* Written exercise:
Set down each entry exactly as given; pictures should not appear in the copy.

* Exercise data:
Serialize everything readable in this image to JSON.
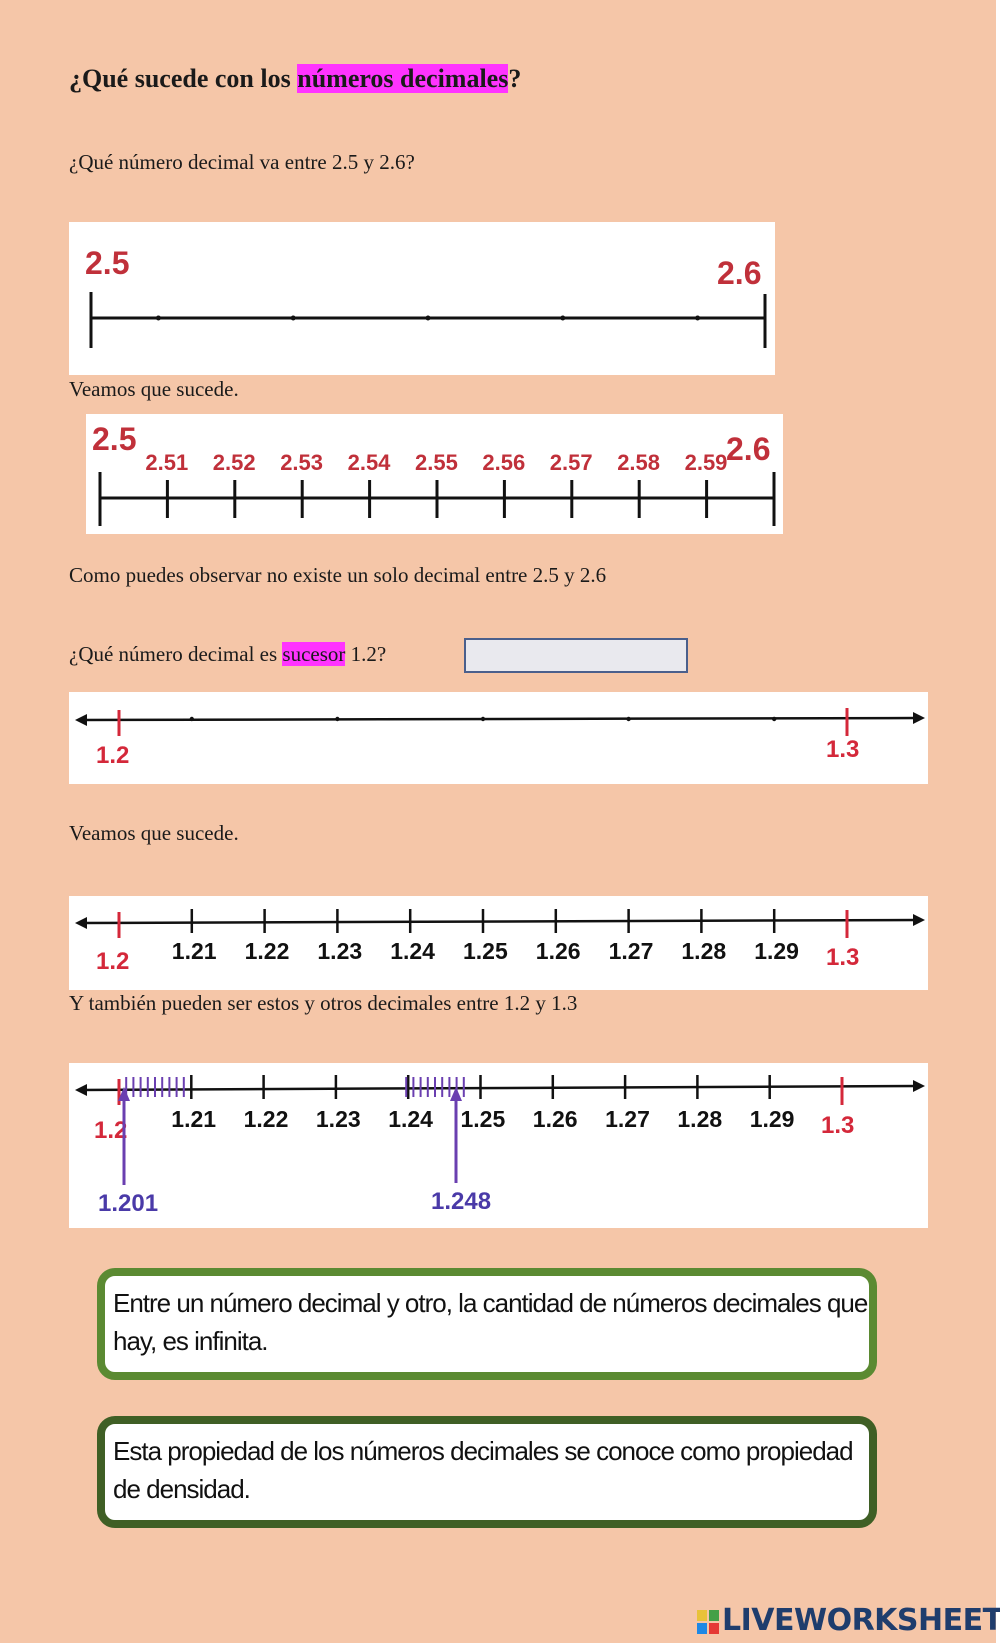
{
  "title": {
    "prefix": "¿Qué sucede con los ",
    "highlight": "números decimales",
    "suffix": "?"
  },
  "question1": "¿Qué número decimal va entre  2.5 y 2.6?",
  "line1": {
    "start": "2.5",
    "end": "2.6"
  },
  "see1": "Veamos que sucede.",
  "line2": {
    "start": "2.5",
    "end": "2.6",
    "ticks": [
      "2.51",
      "2.52",
      "2.53",
      "2.54",
      "2.55",
      "2.56",
      "2.57",
      "2.58",
      "2.59"
    ]
  },
  "observe": "Como puedes observar no existe un solo decimal entre 2.5 y 2.6",
  "question2": {
    "prefix": "¿Qué número decimal es ",
    "highlight": "sucesor",
    "suffix": " 1.2?",
    "answer_value": ""
  },
  "line3": {
    "start": "1.2",
    "end": "1.3"
  },
  "see2": "Veamos que sucede.",
  "line4": {
    "start": "1.2",
    "end": "1.3",
    "ticks": [
      "1.21",
      "1.22",
      "1.23",
      "1.24",
      "1.25",
      "1.26",
      "1.27",
      "1.28",
      "1.29"
    ]
  },
  "also": "Y también pueden ser estos y otros decimales entre 1.2 y 1.3",
  "line5": {
    "start": "1.2",
    "end": "1.3",
    "ticks": [
      "1.21",
      "1.22",
      "1.23",
      "1.24",
      "1.25",
      "1.26",
      "1.27",
      "1.28",
      "1.29"
    ],
    "pointer_a": "1.201",
    "pointer_b": "1.248"
  },
  "callout1": "Entre un número decimal y otro, la cantidad de números decimales que hay, es infinita.",
  "callout2": "Esta propiedad de los números decimales se conoce como propiedad de densidad.",
  "brand": "LIVEWORKSHEETS",
  "colors": {
    "background": "#f5c6a8",
    "highlight": "#ff33ff",
    "red_labels": "#d4283a",
    "purple_marks": "#6a3fb0",
    "callout_border": "#5b8a32",
    "brand": "#1f3d6d"
  }
}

* Exercise response:
Serialize everything readable in this image to JSON.
{
  "title": {
    "prefix": "¿Qué sucede con los ",
    "highlight": "números decimales",
    "suffix": "?"
  },
  "question1": "¿Qué número decimal va entre  2.5 y 2.6?",
  "line1": {
    "start": "2.5",
    "end": "2.6"
  },
  "see1": "Veamos que sucede.",
  "line2": {
    "start": "2.5",
    "end": "2.6",
    "ticks": [
      "2.51",
      "2.52",
      "2.53",
      "2.54",
      "2.55",
      "2.56",
      "2.57",
      "2.58",
      "2.59"
    ]
  },
  "observe": "Como puedes observar no existe un solo decimal entre 2.5 y 2.6",
  "question2": {
    "prefix": "¿Qué número decimal es ",
    "highlight": "sucesor",
    "suffix": " 1.2?",
    "answer_value": ""
  },
  "line3": {
    "start": "1.2",
    "end": "1.3"
  },
  "see2": "Veamos que sucede.",
  "line4": {
    "start": "1.2",
    "end": "1.3",
    "ticks": [
      "1.21",
      "1.22",
      "1.23",
      "1.24",
      "1.25",
      "1.26",
      "1.27",
      "1.28",
      "1.29"
    ]
  },
  "also": "Y también pueden ser estos y otros decimales entre 1.2 y 1.3",
  "line5": {
    "start": "1.2",
    "end": "1.3",
    "ticks": [
      "1.21",
      "1.22",
      "1.23",
      "1.24",
      "1.25",
      "1.26",
      "1.27",
      "1.28",
      "1.29"
    ],
    "pointer_a": "1.201",
    "pointer_b": "1.248"
  },
  "callout1": "Entre un número decimal y otro, la cantidad de números decimales que hay, es infinita.",
  "callout2": "Esta propiedad de los números decimales se conoce como propiedad de densidad.",
  "brand": "LIVEWORKSHEETS",
  "colors": {
    "background": "#f5c6a8",
    "highlight": "#ff33ff",
    "red_labels": "#d4283a",
    "purple_marks": "#6a3fb0",
    "callout_border": "#5b8a32",
    "brand": "#1f3d6d"
  }
}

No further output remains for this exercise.